| TEXT EXTRACT |
◇ ◇ ◇ ◇ ◇

So again, we could be of more help if we understood what the real
problem is. E.g. are you trying to gun a calculus course, or build
a new storage device?
Lynn
|
1008.5 | small C program to do integral | STAR::ABBASI | | Thu Dec 26 1991 12:17 | 87 |
| i wanted to implement Riemman-integral definition by a program,
to calculate the integral (in Riemman sense) we divide the interval [a,b]
into any partition, and take the limit as the size of the largest partition
goes to zero of this sum
sum_ {i=1..n} { f(y(i)) * (x(i)-x(i-1))
for ANY y(i) in [x(i-1),x(i)]
assuming we divide the interval into equal sized parts, then all what
we have to do is just pick the value of the function at any *arbitrary*
point within each part of the divided intervals.
the definition of Riemman integral do not say how to select the point y(i),
it could be mid point in interval [x(i-1),x(i)] or could be near the edge
of the part.
but for numerical calculations, i find that i get the correct answer *faster*
if i choose y(i) to be mid-point of the interval.
if i choose it near the edge, i have to divide the interval [a,b] into many
more parts to zoom into the same answer given by choosing y(i) mid-point and
with less number of parts.
so it seems that one must select the mid point for fastest method ..
i just looked at this today. and tried it on sin(x), cos(x) only..
offcourse the definition of Riemman-integral did not say that because
as the limit of the part-size goes to zero, it does not really matter
where we pick y(i) at, but it matters for numerical integration.

◇ ◇ ◇ ◇ ◇

| SET PROBLEM A |
From the records, copy out word for word every line from the one containing "For every button, label, input, icon, or" through the one containing "key-n[interactable]: n (262, 637, 271, 657)", with both of those lines included.

◇ ◇ ◇ ◇ ◇

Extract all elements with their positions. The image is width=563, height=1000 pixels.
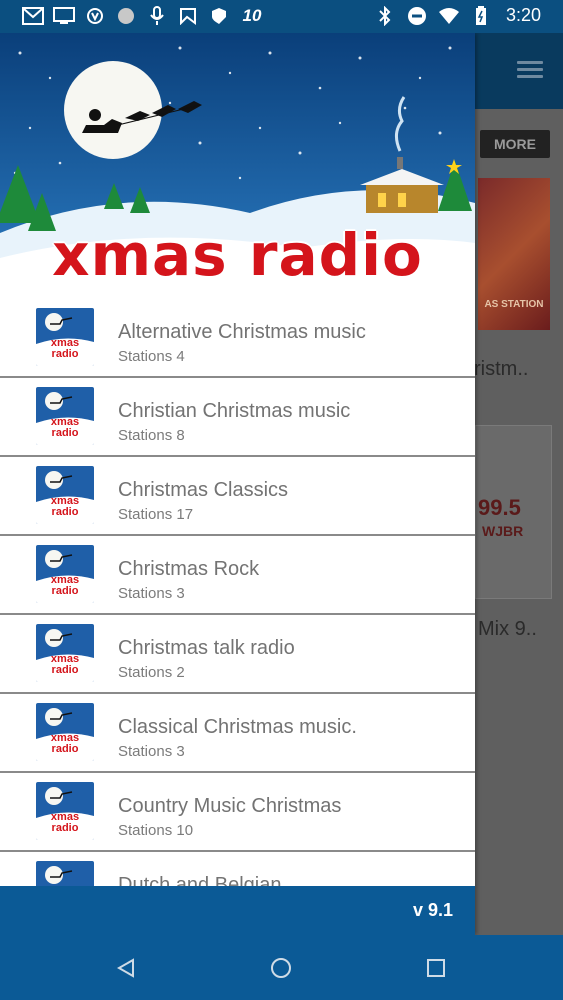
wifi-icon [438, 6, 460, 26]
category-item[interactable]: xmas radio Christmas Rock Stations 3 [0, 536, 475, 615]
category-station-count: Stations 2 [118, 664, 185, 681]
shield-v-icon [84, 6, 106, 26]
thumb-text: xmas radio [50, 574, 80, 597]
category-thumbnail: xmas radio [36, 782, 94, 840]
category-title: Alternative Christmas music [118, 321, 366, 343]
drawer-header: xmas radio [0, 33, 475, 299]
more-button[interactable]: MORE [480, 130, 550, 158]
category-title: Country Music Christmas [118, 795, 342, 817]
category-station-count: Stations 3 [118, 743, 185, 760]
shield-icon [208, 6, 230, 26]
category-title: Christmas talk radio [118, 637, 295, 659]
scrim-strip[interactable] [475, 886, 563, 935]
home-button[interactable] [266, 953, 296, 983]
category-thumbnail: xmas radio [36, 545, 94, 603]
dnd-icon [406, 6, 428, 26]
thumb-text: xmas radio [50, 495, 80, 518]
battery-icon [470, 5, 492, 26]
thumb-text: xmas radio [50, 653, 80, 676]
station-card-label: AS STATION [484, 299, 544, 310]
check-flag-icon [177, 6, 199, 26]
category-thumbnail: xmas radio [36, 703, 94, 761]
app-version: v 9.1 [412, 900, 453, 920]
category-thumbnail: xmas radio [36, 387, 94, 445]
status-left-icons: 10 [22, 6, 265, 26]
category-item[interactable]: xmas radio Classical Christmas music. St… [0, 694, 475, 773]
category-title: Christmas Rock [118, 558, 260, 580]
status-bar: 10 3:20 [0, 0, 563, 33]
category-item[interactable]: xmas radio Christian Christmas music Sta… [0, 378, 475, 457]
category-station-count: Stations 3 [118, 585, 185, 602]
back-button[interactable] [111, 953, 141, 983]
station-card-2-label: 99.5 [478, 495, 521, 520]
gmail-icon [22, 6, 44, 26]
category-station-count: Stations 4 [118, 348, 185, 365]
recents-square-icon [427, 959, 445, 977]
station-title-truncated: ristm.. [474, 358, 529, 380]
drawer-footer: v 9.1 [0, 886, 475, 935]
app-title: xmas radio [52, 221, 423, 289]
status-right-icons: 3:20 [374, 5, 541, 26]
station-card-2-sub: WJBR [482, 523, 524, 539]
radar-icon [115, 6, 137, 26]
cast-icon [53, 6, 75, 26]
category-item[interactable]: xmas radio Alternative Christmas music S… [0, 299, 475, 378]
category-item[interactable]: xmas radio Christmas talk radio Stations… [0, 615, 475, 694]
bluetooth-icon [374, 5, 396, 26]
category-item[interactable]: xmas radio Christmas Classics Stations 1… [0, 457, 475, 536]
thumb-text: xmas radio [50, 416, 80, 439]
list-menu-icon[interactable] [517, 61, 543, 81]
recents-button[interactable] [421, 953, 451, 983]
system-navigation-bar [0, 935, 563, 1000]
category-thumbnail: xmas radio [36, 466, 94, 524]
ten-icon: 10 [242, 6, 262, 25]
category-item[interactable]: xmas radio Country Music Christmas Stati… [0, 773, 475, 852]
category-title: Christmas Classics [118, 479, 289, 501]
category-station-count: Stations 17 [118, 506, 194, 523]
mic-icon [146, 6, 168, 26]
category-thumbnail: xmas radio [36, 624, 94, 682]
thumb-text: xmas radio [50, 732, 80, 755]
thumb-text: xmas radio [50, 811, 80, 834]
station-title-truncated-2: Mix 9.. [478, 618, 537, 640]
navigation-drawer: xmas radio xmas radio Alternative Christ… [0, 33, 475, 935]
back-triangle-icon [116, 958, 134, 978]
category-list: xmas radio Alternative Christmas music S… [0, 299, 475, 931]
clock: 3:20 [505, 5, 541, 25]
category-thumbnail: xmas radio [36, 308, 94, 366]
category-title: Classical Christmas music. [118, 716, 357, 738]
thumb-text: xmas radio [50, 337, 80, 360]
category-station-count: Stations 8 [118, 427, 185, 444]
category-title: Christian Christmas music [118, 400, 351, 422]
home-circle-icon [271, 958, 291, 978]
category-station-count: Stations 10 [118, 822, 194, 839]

◇ ◇ ◇ ◇ ◇

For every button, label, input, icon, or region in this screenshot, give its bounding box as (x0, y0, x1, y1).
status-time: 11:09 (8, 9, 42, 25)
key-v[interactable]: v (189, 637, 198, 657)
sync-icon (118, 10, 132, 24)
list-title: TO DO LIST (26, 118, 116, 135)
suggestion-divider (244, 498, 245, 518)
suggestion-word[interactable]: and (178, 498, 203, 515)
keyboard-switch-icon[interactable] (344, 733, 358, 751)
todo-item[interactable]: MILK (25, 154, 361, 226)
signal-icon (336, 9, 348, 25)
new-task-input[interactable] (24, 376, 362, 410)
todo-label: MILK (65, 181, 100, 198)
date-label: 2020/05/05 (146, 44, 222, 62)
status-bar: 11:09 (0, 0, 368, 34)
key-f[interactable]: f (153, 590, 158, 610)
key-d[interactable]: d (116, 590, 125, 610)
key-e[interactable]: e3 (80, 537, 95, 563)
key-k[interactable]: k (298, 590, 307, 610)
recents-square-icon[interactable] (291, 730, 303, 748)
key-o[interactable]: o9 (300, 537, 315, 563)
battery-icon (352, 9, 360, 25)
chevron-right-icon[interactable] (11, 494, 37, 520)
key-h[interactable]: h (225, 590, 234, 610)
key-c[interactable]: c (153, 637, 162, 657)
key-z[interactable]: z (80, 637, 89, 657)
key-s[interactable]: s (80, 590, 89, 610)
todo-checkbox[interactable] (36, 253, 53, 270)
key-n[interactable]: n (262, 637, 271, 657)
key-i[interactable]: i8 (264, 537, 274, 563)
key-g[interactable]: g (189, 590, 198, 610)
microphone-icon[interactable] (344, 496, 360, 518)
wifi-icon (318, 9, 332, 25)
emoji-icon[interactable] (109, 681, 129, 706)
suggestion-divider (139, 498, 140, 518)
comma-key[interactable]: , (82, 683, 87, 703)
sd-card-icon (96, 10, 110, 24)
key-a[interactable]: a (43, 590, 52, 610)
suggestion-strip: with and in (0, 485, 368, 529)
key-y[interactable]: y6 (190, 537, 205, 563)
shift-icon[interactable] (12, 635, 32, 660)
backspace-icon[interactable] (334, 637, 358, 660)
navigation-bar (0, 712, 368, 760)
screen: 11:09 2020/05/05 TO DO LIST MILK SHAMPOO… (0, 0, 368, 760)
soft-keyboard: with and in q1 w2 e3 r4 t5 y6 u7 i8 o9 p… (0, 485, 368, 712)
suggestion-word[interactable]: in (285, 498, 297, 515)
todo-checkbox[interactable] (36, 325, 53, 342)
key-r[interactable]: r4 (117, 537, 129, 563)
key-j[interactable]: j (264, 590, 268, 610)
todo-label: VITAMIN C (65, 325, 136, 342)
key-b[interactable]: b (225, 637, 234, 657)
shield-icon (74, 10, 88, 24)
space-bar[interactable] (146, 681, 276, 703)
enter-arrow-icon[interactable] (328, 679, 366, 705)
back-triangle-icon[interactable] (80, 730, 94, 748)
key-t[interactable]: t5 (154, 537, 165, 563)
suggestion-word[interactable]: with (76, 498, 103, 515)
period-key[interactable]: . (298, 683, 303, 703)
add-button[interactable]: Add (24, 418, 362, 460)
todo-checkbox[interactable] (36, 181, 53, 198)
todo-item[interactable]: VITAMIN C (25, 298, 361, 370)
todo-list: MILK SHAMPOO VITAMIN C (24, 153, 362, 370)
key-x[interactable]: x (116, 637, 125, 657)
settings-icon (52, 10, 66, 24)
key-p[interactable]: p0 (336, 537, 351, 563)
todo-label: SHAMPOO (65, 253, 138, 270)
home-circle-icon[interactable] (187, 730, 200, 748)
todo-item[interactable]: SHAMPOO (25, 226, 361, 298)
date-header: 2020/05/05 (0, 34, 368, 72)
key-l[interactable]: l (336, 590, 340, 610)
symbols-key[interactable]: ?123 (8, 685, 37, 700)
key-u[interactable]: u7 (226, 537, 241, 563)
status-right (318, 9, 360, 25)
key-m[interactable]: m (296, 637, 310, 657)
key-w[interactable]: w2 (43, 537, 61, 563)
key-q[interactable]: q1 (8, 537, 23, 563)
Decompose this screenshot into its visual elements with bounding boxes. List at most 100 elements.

◇ ◇ ◇ ◇ ◇

| SET PROBLEM B |
Answer these about the Riemann integral post:
(i) On what date was the note titled "small C program to do integral" posted?
(ii) On which functions did the poster try the method?
(iii) Where does the poster choose y(i) to get the correct answer faster?

| WRITTEN SOLUTION A |
For every button, label, input, icon, or region in this screenshot, give its bounding box as (x0, y0, x1, y1).
status-time: 11:09 (8, 9, 42, 25)
key-v[interactable]: v (189, 637, 198, 657)
sync-icon (118, 10, 132, 24)
list-title: TO DO LIST (26, 118, 116, 135)
suggestion-divider (244, 498, 245, 518)
suggestion-word[interactable]: and (178, 498, 203, 515)
keyboard-switch-icon[interactable] (344, 733, 358, 751)
todo-item[interactable]: MILK (25, 154, 361, 226)
signal-icon (336, 9, 348, 25)
new-task-input[interactable] (24, 376, 362, 410)
todo-label: MILK (65, 181, 100, 198)
date-label: 2020/05/05 (146, 44, 222, 62)
status-bar: 11:09 (0, 0, 368, 34)
key-f[interactable]: f (153, 590, 158, 610)
key-d[interactable]: d (116, 590, 125, 610)
key-e[interactable]: e3 (80, 537, 95, 563)
key-k[interactable]: k (298, 590, 307, 610)
recents-square-icon[interactable] (291, 730, 303, 748)
key-o[interactable]: o9 (300, 537, 315, 563)
battery-icon (352, 9, 360, 25)
chevron-right-icon[interactable] (11, 494, 37, 520)
key-h[interactable]: h (225, 590, 234, 610)
key-c[interactable]: c (153, 637, 162, 657)
key-z[interactable]: z (80, 637, 89, 657)
key-s[interactable]: s (80, 590, 89, 610)
todo-checkbox[interactable] (36, 253, 53, 270)
key-n[interactable]: n (262, 637, 271, 657)

| WRITTEN SOLUTION B |
(i) Thu Dec 26 1991
(ii) sin(x) and cos(x)
(iii) At the mid-point of the interval